• Exercise goal
Retype the records that come next, word for word.
— Start of Material supplied —
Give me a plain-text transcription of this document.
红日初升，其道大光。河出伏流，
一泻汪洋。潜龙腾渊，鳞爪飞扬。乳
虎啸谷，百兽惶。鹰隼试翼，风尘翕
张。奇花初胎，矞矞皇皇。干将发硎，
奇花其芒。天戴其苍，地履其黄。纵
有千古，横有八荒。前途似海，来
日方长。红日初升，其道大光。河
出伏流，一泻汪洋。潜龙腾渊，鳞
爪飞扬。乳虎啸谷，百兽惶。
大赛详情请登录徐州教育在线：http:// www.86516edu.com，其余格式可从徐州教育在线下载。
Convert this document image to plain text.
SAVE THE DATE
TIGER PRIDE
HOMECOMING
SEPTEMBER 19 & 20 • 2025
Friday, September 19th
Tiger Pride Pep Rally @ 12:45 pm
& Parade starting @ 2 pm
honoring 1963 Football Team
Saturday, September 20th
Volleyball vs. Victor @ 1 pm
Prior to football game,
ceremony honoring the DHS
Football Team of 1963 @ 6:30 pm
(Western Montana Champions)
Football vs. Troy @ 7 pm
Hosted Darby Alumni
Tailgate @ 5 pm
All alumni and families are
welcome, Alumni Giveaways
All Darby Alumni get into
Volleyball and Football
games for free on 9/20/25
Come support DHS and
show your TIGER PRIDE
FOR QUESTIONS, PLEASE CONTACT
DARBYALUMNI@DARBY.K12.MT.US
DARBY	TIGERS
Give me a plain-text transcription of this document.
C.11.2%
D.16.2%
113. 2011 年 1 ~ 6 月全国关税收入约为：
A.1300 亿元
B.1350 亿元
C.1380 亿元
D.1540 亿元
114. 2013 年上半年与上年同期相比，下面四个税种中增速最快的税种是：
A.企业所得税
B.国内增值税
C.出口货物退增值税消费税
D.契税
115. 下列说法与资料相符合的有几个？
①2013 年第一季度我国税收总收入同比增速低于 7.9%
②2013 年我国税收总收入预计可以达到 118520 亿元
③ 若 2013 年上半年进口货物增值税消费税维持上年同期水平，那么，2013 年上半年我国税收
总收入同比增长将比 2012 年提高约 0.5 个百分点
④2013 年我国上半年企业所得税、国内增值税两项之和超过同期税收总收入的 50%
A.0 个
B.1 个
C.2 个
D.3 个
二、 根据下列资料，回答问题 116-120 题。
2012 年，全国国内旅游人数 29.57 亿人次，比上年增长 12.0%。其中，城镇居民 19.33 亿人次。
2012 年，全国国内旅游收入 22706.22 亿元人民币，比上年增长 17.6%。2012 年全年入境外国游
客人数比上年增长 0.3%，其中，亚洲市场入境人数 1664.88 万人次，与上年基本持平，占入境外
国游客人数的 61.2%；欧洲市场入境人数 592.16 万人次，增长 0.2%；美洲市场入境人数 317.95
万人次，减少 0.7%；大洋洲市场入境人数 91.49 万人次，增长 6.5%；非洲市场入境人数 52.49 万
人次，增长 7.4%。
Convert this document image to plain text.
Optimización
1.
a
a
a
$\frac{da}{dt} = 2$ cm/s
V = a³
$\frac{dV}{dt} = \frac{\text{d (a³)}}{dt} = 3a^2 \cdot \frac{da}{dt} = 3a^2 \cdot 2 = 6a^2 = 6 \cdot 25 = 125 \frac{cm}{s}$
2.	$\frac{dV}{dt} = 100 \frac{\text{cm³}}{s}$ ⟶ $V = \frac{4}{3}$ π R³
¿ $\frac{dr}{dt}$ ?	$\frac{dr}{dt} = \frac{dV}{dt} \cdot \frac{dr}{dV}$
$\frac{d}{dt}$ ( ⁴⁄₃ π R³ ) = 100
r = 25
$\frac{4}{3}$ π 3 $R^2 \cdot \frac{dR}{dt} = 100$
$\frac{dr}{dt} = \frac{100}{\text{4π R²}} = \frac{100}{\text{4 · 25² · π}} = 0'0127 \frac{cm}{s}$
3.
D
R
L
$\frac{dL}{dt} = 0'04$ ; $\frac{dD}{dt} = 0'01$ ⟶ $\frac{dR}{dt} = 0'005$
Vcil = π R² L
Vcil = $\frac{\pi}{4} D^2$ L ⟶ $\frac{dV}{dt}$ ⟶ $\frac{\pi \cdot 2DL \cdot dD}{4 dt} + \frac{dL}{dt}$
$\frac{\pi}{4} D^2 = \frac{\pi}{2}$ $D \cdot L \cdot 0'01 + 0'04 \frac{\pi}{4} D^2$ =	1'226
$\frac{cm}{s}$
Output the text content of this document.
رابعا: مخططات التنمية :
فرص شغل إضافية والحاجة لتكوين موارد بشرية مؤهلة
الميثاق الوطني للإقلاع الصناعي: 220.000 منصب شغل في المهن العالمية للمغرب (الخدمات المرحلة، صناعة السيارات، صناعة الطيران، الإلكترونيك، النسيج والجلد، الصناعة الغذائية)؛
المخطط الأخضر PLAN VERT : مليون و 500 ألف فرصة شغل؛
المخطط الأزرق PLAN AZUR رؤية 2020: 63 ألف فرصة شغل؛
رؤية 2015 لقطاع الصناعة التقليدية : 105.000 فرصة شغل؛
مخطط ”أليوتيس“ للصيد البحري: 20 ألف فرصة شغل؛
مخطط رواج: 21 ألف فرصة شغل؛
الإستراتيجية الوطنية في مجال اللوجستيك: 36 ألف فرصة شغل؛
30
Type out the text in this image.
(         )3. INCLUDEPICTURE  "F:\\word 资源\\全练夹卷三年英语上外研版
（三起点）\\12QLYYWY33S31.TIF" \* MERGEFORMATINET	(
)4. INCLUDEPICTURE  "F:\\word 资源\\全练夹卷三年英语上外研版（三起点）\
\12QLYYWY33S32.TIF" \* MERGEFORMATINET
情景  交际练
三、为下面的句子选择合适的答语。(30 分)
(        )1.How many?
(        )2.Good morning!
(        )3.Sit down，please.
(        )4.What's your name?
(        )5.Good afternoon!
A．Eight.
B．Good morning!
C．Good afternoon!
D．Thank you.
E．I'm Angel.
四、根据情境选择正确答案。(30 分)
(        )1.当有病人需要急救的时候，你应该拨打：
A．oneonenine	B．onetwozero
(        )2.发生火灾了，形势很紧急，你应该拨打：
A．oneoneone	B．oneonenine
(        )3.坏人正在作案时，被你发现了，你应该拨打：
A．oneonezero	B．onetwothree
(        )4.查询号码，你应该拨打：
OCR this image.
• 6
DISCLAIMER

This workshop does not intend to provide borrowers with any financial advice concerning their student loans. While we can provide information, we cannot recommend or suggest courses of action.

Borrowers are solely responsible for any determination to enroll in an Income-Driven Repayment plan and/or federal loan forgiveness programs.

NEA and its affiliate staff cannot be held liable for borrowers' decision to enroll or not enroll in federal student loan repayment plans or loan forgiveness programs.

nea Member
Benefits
— End of Material supplied —
• Result of this exercise
Give me a plain-text transcription of this document.
红日初升，其道大光。河出伏流，
一泻汪洋。潜龙腾渊，鳞爪飞扬。乳
虎啸谷，百兽惶。鹰隼试翼，风尘翕
张。奇花初胎，矞矞皇皇。干将发硎，
奇花其芒。天戴其苍，地履其黄。纵
有千古，横有八荒。前途似海，来
日方长。红日初升，其道大光。河
出伏流，一泻汪洋。潜龙腾渊，鳞
爪飞扬。乳虎啸谷，百兽惶。
大赛详情请登录徐州教育在线：http:// www.86516edu.com，其余格式可从徐州教育在线下载。
Convert this document image to plain text.
SAVE THE DATE
TIGER PRIDE
HOMECOMING
SEPTEMBER 19 & 20 • 2025
Friday, September 19th
Tiger Pride Pep Rally @ 12:45 pm
& Parade starting @ 2 pm
honoring 1963 Football Team
Saturday, September 20th
Volleyball vs. Victor @ 1 pm
Prior to football game,
ceremony honoring the DHS
Football Team of 1963 @ 6:30 pm
(Western Montana Champions)
Football vs. Troy @ 7 pm
Hosted Darby Alumni
Tailgate @ 5 pm
All alumni and families are
welcome, Alumni Giveaways
All Darby Alumni get into
Volleyball and Football
games for free on 9/20/25
Come support DHS and
show your TIGER PRIDE
FOR QUESTIONS, PLEASE CONTACT
DARBYALUMNI@DARBY.K12.MT.US
DARBY	TIGERS
Give me a plain-text transcription of this document.
C.11.2%
D.16.2%
113. 2011 年 1 ~ 6 月全国关税收入约为：
A.1300 亿元
B.1350 亿元
C.1380 亿元
D.1540 亿元
114. 2013 年上半年与上年同期相比，下面四个税种中增速最快的税种是：
A.企业所得税
B.国内增值税
C.出口货物退增值税消费税
D.契税
115. 下列说法与资料相符合的有几个？
①2013 年第一季度我国税收总收入同比增速低于 7.9%
②2013 年我国税收总收入预计可以达到 118520 亿元
③ 若 2013 年上半年进口货物增值税消费税维持上年同期水平，那么，2013 年上半年我国税收
总收入同比增长将比 2012 年提高约 0.5 个百分点
④2013 年我国上半年企业所得税、国内增值税两项之和超过同期税收总收入的 50%
A.0 个
B.1 个
C.2 个
D.3 个
二、 根据下列资料，回答问题 116-120 题。
2012 年，全国国内旅游人数 29.57 亿人次，比上年增长 12.0%。其中，城镇居民 19.33 亿人次。
2012 年，全国国内旅游收入 22706.22 亿元人民币，比上年增长 17.6%。2012 年全年入境外国游
客人数比上年增长 0.3%，其中，亚洲市场入境人数 1664.88 万人次，与上年基本持平，占入境外
国游客人数的 61.2%；欧洲市场入境人数 592.16 万人次，增长 0.2%；美洲市场入境人数 317.95
万人次，减少 0.7%；大洋洲市场入境人数 91.49 万人次，增长 6.5%；非洲市场入境人数 52.49 万
人次，增长 7.4%。
Convert this document image to plain text.
Optimización
1.
a
a
a
$\frac{da}{dt} = 2$ cm/s
V = a³
$\frac{dV}{dt} = \frac{\text{d (a³)}}{dt} = 3a^2 \cdot \frac{da}{dt} = 3a^2 \cdot 2 = 6a^2 = 6 \cdot 25 = 125 \frac{cm}{s}$
2.	$\frac{dV}{dt} = 100 \frac{\text{cm³}}{s}$ ⟶ $V = \frac{4}{3}$ π R³
¿ $\frac{dr}{dt}$ ?	$\frac{dr}{dt} = \frac{dV}{dt} \cdot \frac{dr}{dV}$
$\frac{d}{dt}$ ( ⁴⁄₃ π R³ ) = 100
r = 25
$\frac{4}{3}$ π 3 $R^2 \cdot \frac{dR}{dt} = 100$
$\frac{dr}{dt} = \frac{100}{\text{4π R²}} = \frac{100}{\text{4 · 25² · π}} = 0'0127 \frac{cm}{s}$
3.
D
R
L
$\frac{dL}{dt} = 0'04$ ; $\frac{dD}{dt} = 0'01$ ⟶ $\frac{dR}{dt} = 0'005$
Vcil = π R² L
Vcil = $\frac{\pi}{4} D^2$ L ⟶ $\frac{dV}{dt}$ ⟶ $\frac{\pi \cdot 2DL \cdot dD}{4 dt} + \frac{dL}{dt}$
$\frac{\pi}{4} D^2 = \frac{\pi}{2}$ $D \cdot L \cdot 0'01 + 0'04 \frac{\pi}{4} D^2$ =	1'226
$\frac{cm}{s}$
Output the text content of this document.
رابعا: مخططات التنمية :
فرص شغل إضافية والحاجة لتكوين موارد بشرية مؤهلة
الميثاق الوطني للإقلاع الصناعي: 220.000 منصب شغل في المهن العالمية للمغرب (الخدمات المرحلة، صناعة السيارات، صناعة الطيران، الإلكترونيك، النسيج والجلد، الصناعة الغذائية)؛
المخطط الأخضر PLAN VERT : مليون و 500 ألف فرصة شغل؛
المخطط الأزرق PLAN AZUR رؤية 2020: 63 ألف فرصة شغل؛
رؤية 2015 لقطاع الصناعة التقليدية : 105.000 فرصة شغل؛
مخطط ”أليوتيس“ للصيد البحري: 20 ألف فرصة شغل؛
مخطط رواج: 21 ألف فرصة شغل؛
الإستراتيجية الوطنية في مجال اللوجستيك: 36 ألف فرصة شغل؛
30
Type out the text in this image.
(         )3. INCLUDEPICTURE  "F:\\word 资源\\全练夹卷三年英语上外研版
（三起点）\\12QLYYWY33S31.TIF" \* MERGEFORMATINET	(
)4. INCLUDEPICTURE  "F:\\word 资源\\全练夹卷三年英语上外研版（三起点）\
\12QLYYWY33S32.TIF" \* MERGEFORMATINET
情景  交际练
三、为下面的句子选择合适的答语。(30 分)
(        )1.How many?
(        )2.Good morning!
(        )3.Sit down，please.
(        )4.What's your name?
(        )5.Good afternoon!
A．Eight.
B．Good morning!
C．Good afternoon!
D．Thank you.
E．I'm Angel.
四、根据情境选择正确答案。(30 分)
(        )1.当有病人需要急救的时候，你应该拨打：
A．oneonenine	B．onetwozero
(        )2.发生火灾了，形势很紧急，你应该拨打：
A．oneoneone	B．oneonenine
(        )3.坏人正在作案时，被你发现了，你应该拨打：
A．oneonezero	B．onetwothree
(        )4.查询号码，你应该拨打：
OCR this image.
• 6
DISCLAIMER

This workshop does not intend to provide borrowers with any financial advice concerning their student loans. While we can provide information, we cannot recommend or suggest courses of action.

Borrowers are solely responsible for any determination to enroll in an Income-Driven Repayment plan and/or federal loan forgiveness programs.

NEA and its affiliate staff cannot be held liable for borrowers' decision to enroll or not enroll in federal student loan repayment plans or loan forgiveness programs.

nea Member
Benefits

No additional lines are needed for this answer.